#### [GOAL]
Find the word "none" in the material below and gather every line that contains it.

[Records about charts and figures]
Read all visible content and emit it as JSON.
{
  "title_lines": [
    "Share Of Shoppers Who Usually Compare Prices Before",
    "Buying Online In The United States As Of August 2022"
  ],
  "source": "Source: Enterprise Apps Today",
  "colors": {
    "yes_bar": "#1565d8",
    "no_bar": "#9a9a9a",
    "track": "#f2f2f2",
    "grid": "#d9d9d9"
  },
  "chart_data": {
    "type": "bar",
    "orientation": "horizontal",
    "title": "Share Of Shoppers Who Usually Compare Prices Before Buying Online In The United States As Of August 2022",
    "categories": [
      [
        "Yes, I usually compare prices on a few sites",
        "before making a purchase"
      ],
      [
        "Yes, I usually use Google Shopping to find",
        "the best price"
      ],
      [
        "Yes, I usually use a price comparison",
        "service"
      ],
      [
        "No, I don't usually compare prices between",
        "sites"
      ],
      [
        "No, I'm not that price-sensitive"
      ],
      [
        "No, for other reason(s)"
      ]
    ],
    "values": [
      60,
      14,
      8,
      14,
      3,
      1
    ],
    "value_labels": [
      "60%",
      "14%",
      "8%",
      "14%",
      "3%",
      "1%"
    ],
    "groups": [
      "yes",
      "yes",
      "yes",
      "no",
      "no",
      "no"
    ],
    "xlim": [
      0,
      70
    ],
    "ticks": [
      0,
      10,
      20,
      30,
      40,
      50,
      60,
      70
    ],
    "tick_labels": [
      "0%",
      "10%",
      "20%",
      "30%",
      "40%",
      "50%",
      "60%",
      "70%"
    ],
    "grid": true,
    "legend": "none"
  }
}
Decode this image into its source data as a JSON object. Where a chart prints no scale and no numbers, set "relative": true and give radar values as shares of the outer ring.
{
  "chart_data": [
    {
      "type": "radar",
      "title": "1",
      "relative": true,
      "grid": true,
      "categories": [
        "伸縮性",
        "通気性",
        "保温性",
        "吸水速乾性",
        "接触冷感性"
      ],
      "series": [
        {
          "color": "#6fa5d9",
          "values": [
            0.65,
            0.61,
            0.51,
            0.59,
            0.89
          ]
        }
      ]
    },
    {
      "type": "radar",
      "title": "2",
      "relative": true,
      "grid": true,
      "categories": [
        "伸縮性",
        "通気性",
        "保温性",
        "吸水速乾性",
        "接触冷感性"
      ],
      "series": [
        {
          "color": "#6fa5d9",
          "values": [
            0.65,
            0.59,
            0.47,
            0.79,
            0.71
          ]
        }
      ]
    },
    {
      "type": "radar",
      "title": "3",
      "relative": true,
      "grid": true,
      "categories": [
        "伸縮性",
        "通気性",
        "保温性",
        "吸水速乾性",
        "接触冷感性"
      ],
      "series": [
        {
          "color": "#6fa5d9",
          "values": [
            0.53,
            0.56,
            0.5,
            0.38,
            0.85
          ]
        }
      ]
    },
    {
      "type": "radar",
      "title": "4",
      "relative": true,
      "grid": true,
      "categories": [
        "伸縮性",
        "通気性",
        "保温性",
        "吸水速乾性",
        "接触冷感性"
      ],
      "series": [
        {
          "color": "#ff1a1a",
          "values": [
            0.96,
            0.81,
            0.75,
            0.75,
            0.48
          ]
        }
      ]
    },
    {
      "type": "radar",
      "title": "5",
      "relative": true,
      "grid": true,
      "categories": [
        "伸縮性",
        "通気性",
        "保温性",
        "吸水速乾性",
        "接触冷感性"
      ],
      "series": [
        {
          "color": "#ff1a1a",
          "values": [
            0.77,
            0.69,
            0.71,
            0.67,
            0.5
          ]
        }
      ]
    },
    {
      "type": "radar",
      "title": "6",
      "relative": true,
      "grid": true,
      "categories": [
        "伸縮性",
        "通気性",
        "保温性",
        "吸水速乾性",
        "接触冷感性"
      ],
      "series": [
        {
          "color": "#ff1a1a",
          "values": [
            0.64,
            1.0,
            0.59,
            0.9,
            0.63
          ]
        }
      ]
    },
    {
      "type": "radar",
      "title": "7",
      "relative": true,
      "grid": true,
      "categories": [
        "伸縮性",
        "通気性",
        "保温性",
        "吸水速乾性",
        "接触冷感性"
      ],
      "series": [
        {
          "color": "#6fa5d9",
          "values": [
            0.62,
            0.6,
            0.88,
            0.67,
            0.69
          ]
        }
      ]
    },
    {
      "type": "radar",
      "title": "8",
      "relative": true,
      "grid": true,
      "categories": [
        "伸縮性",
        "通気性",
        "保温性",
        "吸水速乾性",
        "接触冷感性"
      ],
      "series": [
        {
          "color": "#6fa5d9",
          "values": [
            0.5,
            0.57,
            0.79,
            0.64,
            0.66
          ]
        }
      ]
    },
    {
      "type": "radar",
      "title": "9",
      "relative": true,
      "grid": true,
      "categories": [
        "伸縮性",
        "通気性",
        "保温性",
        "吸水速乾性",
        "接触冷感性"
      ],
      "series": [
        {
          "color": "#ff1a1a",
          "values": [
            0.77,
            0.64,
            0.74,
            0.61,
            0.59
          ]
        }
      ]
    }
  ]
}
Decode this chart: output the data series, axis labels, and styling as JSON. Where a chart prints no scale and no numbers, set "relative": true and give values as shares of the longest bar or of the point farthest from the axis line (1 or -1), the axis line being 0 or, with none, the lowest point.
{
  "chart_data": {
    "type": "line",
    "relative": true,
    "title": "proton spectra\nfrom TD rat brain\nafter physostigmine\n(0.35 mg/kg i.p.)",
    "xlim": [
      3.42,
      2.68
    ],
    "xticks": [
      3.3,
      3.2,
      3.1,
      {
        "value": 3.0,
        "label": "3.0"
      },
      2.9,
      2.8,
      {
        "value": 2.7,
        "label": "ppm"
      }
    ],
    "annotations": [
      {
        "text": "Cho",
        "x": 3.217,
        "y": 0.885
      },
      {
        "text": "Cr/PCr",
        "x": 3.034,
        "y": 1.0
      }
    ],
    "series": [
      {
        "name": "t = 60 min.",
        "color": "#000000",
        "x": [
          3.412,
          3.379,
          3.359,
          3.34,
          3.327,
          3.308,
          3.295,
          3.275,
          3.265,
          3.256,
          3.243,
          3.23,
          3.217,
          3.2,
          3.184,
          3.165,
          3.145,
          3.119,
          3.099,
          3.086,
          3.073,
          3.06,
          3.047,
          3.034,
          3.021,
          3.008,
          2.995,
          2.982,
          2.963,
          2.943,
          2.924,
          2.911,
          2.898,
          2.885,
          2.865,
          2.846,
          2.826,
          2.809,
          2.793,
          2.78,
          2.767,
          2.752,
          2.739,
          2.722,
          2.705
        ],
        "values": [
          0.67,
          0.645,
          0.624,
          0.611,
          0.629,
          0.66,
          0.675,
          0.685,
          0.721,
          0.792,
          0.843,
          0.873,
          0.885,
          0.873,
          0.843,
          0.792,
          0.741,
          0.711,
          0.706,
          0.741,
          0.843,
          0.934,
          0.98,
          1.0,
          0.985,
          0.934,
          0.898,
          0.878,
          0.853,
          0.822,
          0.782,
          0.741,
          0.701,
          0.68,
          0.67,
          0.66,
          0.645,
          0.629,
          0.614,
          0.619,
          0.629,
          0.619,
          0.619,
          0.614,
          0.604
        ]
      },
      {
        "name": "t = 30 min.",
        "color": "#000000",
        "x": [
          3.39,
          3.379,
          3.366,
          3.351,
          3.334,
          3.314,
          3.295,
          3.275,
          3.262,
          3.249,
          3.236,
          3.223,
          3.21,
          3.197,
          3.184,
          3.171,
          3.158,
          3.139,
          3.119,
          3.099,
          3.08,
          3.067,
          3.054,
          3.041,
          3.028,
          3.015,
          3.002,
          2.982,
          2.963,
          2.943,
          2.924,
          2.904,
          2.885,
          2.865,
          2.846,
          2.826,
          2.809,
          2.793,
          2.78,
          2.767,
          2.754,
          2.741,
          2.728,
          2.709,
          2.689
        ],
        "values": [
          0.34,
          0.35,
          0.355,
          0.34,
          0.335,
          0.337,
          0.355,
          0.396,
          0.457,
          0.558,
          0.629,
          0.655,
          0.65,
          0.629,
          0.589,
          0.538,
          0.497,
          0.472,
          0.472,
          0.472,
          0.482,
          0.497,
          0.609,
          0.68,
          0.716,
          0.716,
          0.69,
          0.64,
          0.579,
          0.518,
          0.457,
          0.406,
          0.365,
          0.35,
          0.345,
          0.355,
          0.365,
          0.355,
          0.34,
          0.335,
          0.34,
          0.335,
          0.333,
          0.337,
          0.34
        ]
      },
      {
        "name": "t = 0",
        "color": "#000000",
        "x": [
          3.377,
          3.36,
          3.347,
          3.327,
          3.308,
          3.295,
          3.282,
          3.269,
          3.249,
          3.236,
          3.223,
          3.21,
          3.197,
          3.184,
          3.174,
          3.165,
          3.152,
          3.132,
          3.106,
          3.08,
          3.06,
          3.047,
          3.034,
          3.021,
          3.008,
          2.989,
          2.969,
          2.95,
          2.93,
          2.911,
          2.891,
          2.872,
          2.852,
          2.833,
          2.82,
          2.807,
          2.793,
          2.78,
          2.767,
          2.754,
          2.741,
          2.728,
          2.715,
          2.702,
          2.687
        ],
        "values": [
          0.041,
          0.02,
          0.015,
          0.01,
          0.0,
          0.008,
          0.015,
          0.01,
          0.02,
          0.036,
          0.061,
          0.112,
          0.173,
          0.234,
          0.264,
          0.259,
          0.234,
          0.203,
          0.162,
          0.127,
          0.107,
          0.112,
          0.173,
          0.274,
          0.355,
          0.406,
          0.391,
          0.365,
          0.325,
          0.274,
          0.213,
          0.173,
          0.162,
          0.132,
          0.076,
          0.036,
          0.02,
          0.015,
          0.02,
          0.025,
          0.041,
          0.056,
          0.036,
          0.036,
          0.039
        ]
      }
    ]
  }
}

#### [WRITTEN SOLUTION]
    "legend": "none"
Decode this chart: output the data series, axis labels, and styling as JSON. Where a chart prints no scale and no numbers, set "relative": true and give values as shares of the longest bar or of the point farthest from the axis line (1 or -1), the axis line being 0 or, with none, the lowest point.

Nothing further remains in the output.